Examine the entries and show every line in which the word "omaha" is found.

— Start of Provided data —

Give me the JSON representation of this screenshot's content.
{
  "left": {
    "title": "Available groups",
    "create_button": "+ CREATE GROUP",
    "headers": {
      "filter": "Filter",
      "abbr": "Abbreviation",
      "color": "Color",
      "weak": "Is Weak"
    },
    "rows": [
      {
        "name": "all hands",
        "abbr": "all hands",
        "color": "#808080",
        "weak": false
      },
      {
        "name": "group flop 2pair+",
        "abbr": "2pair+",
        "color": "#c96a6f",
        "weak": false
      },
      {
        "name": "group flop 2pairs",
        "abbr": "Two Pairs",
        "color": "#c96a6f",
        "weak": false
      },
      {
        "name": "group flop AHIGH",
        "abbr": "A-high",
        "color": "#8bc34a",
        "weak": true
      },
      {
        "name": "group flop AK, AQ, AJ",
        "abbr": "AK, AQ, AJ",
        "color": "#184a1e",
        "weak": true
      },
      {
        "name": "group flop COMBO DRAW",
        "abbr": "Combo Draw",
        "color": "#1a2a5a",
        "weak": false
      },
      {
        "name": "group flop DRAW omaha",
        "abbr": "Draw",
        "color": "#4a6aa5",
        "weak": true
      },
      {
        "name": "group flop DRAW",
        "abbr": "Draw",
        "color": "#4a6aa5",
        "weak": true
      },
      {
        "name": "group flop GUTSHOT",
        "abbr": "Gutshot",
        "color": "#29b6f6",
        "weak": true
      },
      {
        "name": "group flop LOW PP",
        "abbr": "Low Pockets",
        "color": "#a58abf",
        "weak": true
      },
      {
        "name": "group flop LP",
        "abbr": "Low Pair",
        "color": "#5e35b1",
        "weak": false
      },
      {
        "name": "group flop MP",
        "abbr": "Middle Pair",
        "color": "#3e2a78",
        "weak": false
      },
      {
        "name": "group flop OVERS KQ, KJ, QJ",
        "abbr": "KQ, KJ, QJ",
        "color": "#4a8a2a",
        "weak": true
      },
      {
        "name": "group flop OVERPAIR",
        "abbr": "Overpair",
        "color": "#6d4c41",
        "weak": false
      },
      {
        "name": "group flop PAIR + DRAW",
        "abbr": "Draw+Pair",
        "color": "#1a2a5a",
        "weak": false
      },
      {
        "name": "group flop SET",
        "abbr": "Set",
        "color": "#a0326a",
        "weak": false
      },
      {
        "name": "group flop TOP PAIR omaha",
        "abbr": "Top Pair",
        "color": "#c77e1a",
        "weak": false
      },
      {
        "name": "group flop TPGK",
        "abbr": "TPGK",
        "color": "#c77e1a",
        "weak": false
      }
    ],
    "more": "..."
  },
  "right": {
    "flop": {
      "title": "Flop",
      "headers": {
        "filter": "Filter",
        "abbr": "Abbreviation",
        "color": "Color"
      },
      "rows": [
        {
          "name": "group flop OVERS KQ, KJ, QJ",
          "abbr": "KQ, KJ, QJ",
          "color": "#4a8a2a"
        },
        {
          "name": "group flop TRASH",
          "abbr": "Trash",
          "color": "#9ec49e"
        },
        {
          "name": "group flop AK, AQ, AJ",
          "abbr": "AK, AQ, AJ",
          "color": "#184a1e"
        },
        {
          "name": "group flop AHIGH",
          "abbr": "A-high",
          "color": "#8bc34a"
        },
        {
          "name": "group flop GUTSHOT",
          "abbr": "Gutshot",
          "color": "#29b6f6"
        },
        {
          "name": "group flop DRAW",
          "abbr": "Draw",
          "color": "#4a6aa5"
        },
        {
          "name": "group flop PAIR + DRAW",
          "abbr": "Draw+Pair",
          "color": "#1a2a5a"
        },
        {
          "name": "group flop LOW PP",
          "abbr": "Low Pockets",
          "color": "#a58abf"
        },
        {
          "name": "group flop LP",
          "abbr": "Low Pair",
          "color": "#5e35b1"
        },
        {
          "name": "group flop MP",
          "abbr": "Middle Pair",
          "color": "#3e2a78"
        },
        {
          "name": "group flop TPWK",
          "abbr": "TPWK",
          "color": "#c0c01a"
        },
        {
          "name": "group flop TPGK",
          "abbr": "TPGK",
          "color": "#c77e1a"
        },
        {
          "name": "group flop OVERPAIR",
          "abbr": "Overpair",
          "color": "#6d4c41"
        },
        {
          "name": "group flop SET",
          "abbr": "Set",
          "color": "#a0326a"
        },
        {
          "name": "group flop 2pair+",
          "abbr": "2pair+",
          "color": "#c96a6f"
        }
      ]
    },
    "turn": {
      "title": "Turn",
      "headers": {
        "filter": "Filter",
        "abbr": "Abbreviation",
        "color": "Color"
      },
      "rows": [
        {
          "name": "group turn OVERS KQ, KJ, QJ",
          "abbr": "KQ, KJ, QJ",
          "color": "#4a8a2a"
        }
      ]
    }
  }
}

— End of Provided data —

**Correct answer:**
        "name": "group flop DRAW omaha",
        "name": "group flop TOP PAIR omaha",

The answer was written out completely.